[Page segmentation data]

:::

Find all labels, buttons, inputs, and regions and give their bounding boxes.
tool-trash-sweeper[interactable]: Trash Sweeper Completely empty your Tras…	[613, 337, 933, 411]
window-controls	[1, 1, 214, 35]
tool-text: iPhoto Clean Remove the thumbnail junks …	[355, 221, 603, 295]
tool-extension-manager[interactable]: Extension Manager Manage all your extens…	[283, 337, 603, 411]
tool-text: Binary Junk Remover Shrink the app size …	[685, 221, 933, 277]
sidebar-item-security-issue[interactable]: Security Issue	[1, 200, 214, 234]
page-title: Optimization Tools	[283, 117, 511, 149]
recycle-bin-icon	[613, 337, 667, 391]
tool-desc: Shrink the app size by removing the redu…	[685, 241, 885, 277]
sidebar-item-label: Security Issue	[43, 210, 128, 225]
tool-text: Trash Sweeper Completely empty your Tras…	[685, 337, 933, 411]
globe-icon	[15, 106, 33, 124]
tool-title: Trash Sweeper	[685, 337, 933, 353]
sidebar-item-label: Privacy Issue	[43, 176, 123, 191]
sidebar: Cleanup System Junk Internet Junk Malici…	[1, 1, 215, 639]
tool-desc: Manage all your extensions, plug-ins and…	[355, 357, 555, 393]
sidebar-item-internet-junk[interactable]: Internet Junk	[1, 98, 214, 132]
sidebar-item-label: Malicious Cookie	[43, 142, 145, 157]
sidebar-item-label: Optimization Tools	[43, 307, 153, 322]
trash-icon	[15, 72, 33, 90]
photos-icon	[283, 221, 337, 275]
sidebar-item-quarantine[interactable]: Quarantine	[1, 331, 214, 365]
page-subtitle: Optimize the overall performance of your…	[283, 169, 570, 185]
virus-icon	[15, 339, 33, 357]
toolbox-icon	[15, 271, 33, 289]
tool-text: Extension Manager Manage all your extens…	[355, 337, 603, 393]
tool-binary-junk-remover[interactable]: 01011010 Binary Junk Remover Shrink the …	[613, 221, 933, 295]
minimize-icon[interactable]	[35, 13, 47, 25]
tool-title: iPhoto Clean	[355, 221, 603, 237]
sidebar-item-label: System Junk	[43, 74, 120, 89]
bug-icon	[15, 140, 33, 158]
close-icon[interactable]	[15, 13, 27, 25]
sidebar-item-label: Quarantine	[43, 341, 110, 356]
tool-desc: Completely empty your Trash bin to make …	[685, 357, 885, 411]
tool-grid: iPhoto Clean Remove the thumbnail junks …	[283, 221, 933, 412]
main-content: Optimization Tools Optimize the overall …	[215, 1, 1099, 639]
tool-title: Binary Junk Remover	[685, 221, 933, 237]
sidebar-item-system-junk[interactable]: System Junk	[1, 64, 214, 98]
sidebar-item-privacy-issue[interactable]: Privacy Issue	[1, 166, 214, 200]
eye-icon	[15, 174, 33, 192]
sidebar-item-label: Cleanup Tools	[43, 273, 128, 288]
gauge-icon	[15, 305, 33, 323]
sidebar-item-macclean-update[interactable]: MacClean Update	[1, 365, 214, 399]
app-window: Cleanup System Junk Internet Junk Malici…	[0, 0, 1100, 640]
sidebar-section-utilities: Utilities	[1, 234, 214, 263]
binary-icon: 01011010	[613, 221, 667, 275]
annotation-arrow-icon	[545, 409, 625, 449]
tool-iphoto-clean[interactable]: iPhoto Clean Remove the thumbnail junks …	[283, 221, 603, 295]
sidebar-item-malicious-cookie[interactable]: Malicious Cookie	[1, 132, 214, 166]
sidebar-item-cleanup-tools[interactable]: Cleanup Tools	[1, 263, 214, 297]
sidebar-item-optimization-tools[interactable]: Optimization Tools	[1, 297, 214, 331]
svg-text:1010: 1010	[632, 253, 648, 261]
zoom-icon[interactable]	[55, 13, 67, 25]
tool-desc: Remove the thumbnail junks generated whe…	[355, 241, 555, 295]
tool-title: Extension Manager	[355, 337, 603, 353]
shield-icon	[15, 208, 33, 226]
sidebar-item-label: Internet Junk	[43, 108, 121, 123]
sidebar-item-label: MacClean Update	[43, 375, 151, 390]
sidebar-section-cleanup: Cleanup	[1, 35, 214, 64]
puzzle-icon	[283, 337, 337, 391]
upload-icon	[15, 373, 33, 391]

:::

Copy out all the entries shown above, character for character.

RESULT
Find all labels, buttons, inputs, and regions and give their bounding boxes.
tool-trash-sweeper[interactable]: Trash Sweeper Completely empty your Tras…	[613, 337, 933, 411]
window-controls	[1, 1, 214, 35]
tool-text: iPhoto Clean Remove the thumbnail junks …	[355, 221, 603, 295]
tool-extension-manager[interactable]: Extension Manager Manage all your extens…	[283, 337, 603, 411]
tool-text: Binary Junk Remover Shrink the app size …	[685, 221, 933, 277]
sidebar-item-security-issue[interactable]: Security Issue	[1, 200, 214, 234]
page-title: Optimization Tools	[283, 117, 511, 149]
recycle-bin-icon	[613, 337, 667, 391]
tool-desc: Shrink the app size by removing the redu…	[685, 241, 885, 277]
sidebar-item-label: Security Issue	[43, 210, 128, 225]
tool-text: Trash Sweeper Completely empty your Tras…	[685, 337, 933, 411]
globe-icon	[15, 106, 33, 124]
tool-title: Trash Sweeper	[685, 337, 933, 353]
sidebar-item-label: Privacy Issue	[43, 176, 123, 191]
sidebar: Cleanup System Junk Internet Junk Malici…	[1, 1, 215, 639]
tool-desc: Manage all your extensions, plug-ins and…	[355, 357, 555, 393]
sidebar-item-internet-junk[interactable]: Internet Junk	[1, 98, 214, 132]
sidebar-item-label: Malicious Cookie	[43, 142, 145, 157]
sidebar-item-label: Optimization Tools	[43, 307, 153, 322]
trash-icon	[15, 72, 33, 90]
photos-icon	[283, 221, 337, 275]
sidebar-item-quarantine[interactable]: Quarantine	[1, 331, 214, 365]
page-subtitle: Optimize the overall performance of your…	[283, 169, 570, 185]
virus-icon	[15, 339, 33, 357]
toolbox-icon	[15, 271, 33, 289]
tool-text: Extension Manager Manage all your extens…	[355, 337, 603, 393]
tool-binary-junk-remover[interactable]: 01011010 Binary Junk Remover Shrink the …	[613, 221, 933, 295]
minimize-icon[interactable]	[35, 13, 47, 25]
tool-title: iPhoto Clean	[355, 221, 603, 237]
sidebar-item-label: System Junk	[43, 74, 120, 89]
bug-icon	[15, 140, 33, 158]
close-icon[interactable]	[15, 13, 27, 25]
sidebar-item-label: Quarantine	[43, 341, 110, 356]
tool-desc: Completely empty your Trash bin to make …	[685, 357, 885, 411]
tool-grid: iPhoto Clean Remove the thumbnail junks …	[283, 221, 933, 412]
main-content: Optimization Tools Optimize the overall …	[215, 1, 1099, 639]
tool-title: Binary Junk Remover	[685, 221, 933, 237]
sidebar-item-system-junk[interactable]: System Junk	[1, 64, 214, 98]
sidebar-item-privacy-issue[interactable]: Privacy Issue	[1, 166, 214, 200]
eye-icon	[15, 174, 33, 192]
sidebar-item-label: Cleanup Tools	[43, 273, 128, 288]
gauge-icon	[15, 305, 33, 323]
sidebar-item-macclean-update[interactable]: MacClean Update	[1, 365, 214, 399]
app-window: Cleanup System Junk Internet Junk Malici…	[0, 0, 1100, 640]
sidebar-section-utilities: Utilities	[1, 234, 214, 263]
binary-icon: 01011010	[613, 221, 667, 275]
annotation-arrow-icon	[545, 409, 625, 449]
tool-iphoto-clean[interactable]: iPhoto Clean Remove the thumbnail junks …	[283, 221, 603, 295]
sidebar-item-malicious-cookie[interactable]: Malicious Cookie	[1, 132, 214, 166]
sidebar-item-cleanup-tools[interactable]: Cleanup Tools	[1, 263, 214, 297]
sidebar-item-optimization-tools[interactable]: Optimization Tools	[1, 297, 214, 331]
svg-text:1010: 1010	[632, 253, 648, 261]
zoom-icon[interactable]	[55, 13, 67, 25]
tool-desc: Remove the thumbnail junks generated whe…	[355, 241, 555, 295]
tool-title: Extension Manager	[355, 337, 603, 353]
shield-icon	[15, 208, 33, 226]
sidebar-item-label: Internet Junk	[43, 108, 121, 123]
sidebar-item-label: MacClean Update	[43, 375, 151, 390]
sidebar-section-cleanup: Cleanup	[1, 35, 214, 64]
puzzle-icon	[283, 337, 337, 391]
upload-icon	[15, 373, 33, 391]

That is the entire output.